■ Dataset items ■
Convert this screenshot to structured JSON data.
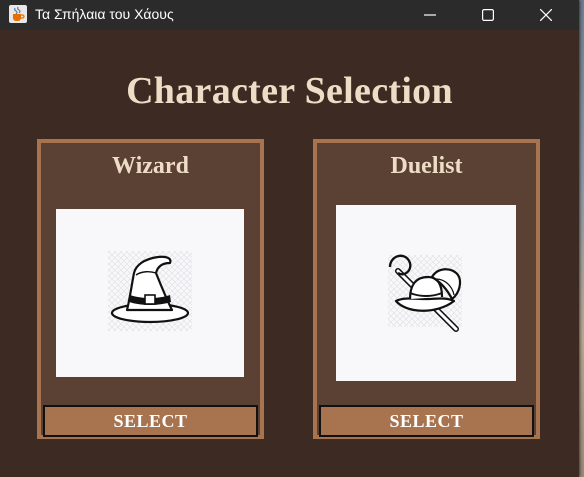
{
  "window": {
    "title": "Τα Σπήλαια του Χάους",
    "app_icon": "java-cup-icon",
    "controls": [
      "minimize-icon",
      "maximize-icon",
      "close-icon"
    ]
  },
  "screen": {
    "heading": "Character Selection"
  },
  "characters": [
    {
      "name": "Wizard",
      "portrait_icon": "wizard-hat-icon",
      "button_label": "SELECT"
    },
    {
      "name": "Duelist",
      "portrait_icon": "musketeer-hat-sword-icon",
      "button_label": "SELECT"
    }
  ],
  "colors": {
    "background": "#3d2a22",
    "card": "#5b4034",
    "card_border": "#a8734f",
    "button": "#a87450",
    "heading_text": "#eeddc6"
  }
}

■ What you are asked to do ■
Output all the records, word for word, with no pictures in the copy.

■ Response below ■
Convert this screenshot to structured JSON data.
{
  "window": {
    "title": "Τα Σπήλαια του Χάους",
    "app_icon": "java-cup-icon",
    "controls": [
      "minimize-icon",
      "maximize-icon",
      "close-icon"
    ]
  },
  "screen": {
    "heading": "Character Selection"
  },
  "characters": [
    {
      "name": "Wizard",
      "portrait_icon": "wizard-hat-icon",
      "button_label": "SELECT"
    },
    {
      "name": "Duelist",
      "portrait_icon": "musketeer-hat-sword-icon",
      "button_label": "SELECT"
    }
  ],
  "colors": {
    "background": "#3d2a22",
    "card": "#5b4034",
    "card_border": "#a8734f",
    "button": "#a87450",
    "heading_text": "#eeddc6"
  }
}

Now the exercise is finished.